**Required task:** Output all the entries word for word. Omit the pictures.

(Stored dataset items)

------------------------------------

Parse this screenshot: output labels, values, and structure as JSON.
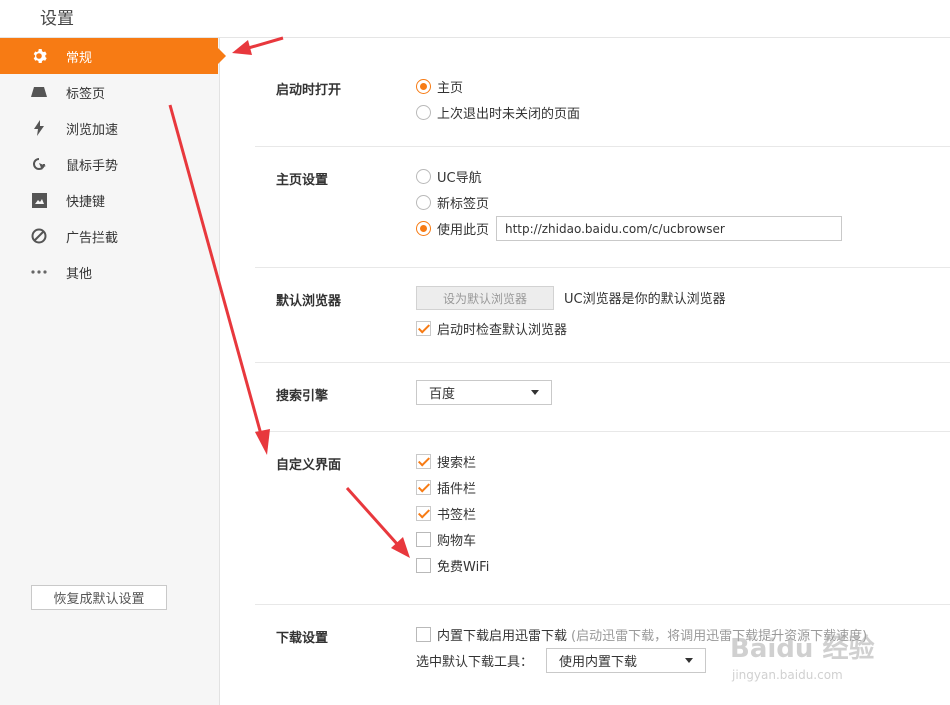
{
  "window": {
    "title": "设置"
  },
  "sidebar": {
    "items": [
      {
        "label": "常规",
        "icon": "gear-icon",
        "active": true
      },
      {
        "label": "标签页",
        "icon": "tab-icon"
      },
      {
        "label": "浏览加速",
        "icon": "lightning-icon"
      },
      {
        "label": "鼠标手势",
        "icon": "mouse-gesture-icon"
      },
      {
        "label": "快捷键",
        "icon": "shortcut-icon"
      },
      {
        "label": "广告拦截",
        "icon": "block-icon"
      },
      {
        "label": "其他",
        "icon": "more-icon"
      }
    ],
    "reset_label": "恢复成默认设置"
  },
  "startup": {
    "label": "启动时打开",
    "options": [
      "主页",
      "上次退出时未关闭的页面"
    ],
    "selected": 0
  },
  "homepage": {
    "label": "主页设置",
    "options": [
      "UC导航",
      "新标签页",
      "使用此页"
    ],
    "selected": 2,
    "url": "http://zhidao.baidu.com/c/ucbrowser"
  },
  "default_browser": {
    "label": "默认浏览器",
    "button_label": "设为默认浏览器",
    "status": "UC浏览器是你的默认浏览器",
    "check_label": "启动时检查默认浏览器",
    "checked": true
  },
  "search": {
    "label": "搜索引擎",
    "value": "百度"
  },
  "custom_ui": {
    "label": "自定义界面",
    "items": [
      {
        "label": "搜索栏",
        "checked": true
      },
      {
        "label": "插件栏",
        "checked": true
      },
      {
        "label": "书签栏",
        "checked": true
      },
      {
        "label": "购物车",
        "checked": false
      },
      {
        "label": "免费WiFi",
        "checked": false
      }
    ]
  },
  "download": {
    "label": "下载设置",
    "check_label": "内置下载启用迅雷下载",
    "hint": "(启动迅雷下载，将调用迅雷下载提升资源下载速度)",
    "tool_label": "选中默认下载工具：",
    "tool_value": "使用内置下载"
  },
  "watermark": {
    "text": "Baidu 经验",
    "sub": "jingyan.baidu.com"
  },
  "colors": {
    "accent": "#f77b14",
    "arrow": "#e8383d"
  }
}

------------------------------------

**Task response:**
Parse this screenshot: output labels, values, and structure as JSON.
{
  "window": {
    "title": "设置"
  },
  "sidebar": {
    "items": [
      {
        "label": "常规",
        "icon": "gear-icon",
        "active": true
      },
      {
        "label": "标签页",
        "icon": "tab-icon"
      },
      {
        "label": "浏览加速",
        "icon": "lightning-icon"
      },
      {
        "label": "鼠标手势",
        "icon": "mouse-gesture-icon"
      },
      {
        "label": "快捷键",
        "icon": "shortcut-icon"
      },
      {
        "label": "广告拦截",
        "icon": "block-icon"
      },
      {
        "label": "其他",
        "icon": "more-icon"
      }
    ],
    "reset_label": "恢复成默认设置"
  },
  "startup": {
    "label": "启动时打开",
    "options": [
      "主页",
      "上次退出时未关闭的页面"
    ],
    "selected": 0
  },
  "homepage": {
    "label": "主页设置",
    "options": [
      "UC导航",
      "新标签页",
      "使用此页"
    ],
    "selected": 2,
    "url": "http://zhidao.baidu.com/c/ucbrowser"
  },
  "default_browser": {
    "label": "默认浏览器",
    "button_label": "设为默认浏览器",
    "status": "UC浏览器是你的默认浏览器",
    "check_label": "启动时检查默认浏览器",
    "checked": true
  },
  "search": {
    "label": "搜索引擎",
    "value": "百度"
  },
  "custom_ui": {
    "label": "自定义界面",
    "items": [
      {
        "label": "搜索栏",
        "checked": true
      },
      {
        "label": "插件栏",
        "checked": true
      },
      {
        "label": "书签栏",
        "checked": true
      },
      {
        "label": "购物车",
        "checked": false
      },
      {
        "label": "免费WiFi",
        "checked": false
      }
    ]
  },
  "download": {
    "label": "下载设置",
    "check_label": "内置下载启用迅雷下载",
    "hint": "(启动迅雷下载，将调用迅雷下载提升资源下载速度)",
    "tool_label": "选中默认下载工具：",
    "tool_value": "使用内置下载"
  },
  "watermark": {
    "text": "Baidu 经验",
    "sub": "jingyan.baidu.com"
  },
  "colors": {
    "accent": "#f77b14",
    "arrow": "#e8383d"
  }
}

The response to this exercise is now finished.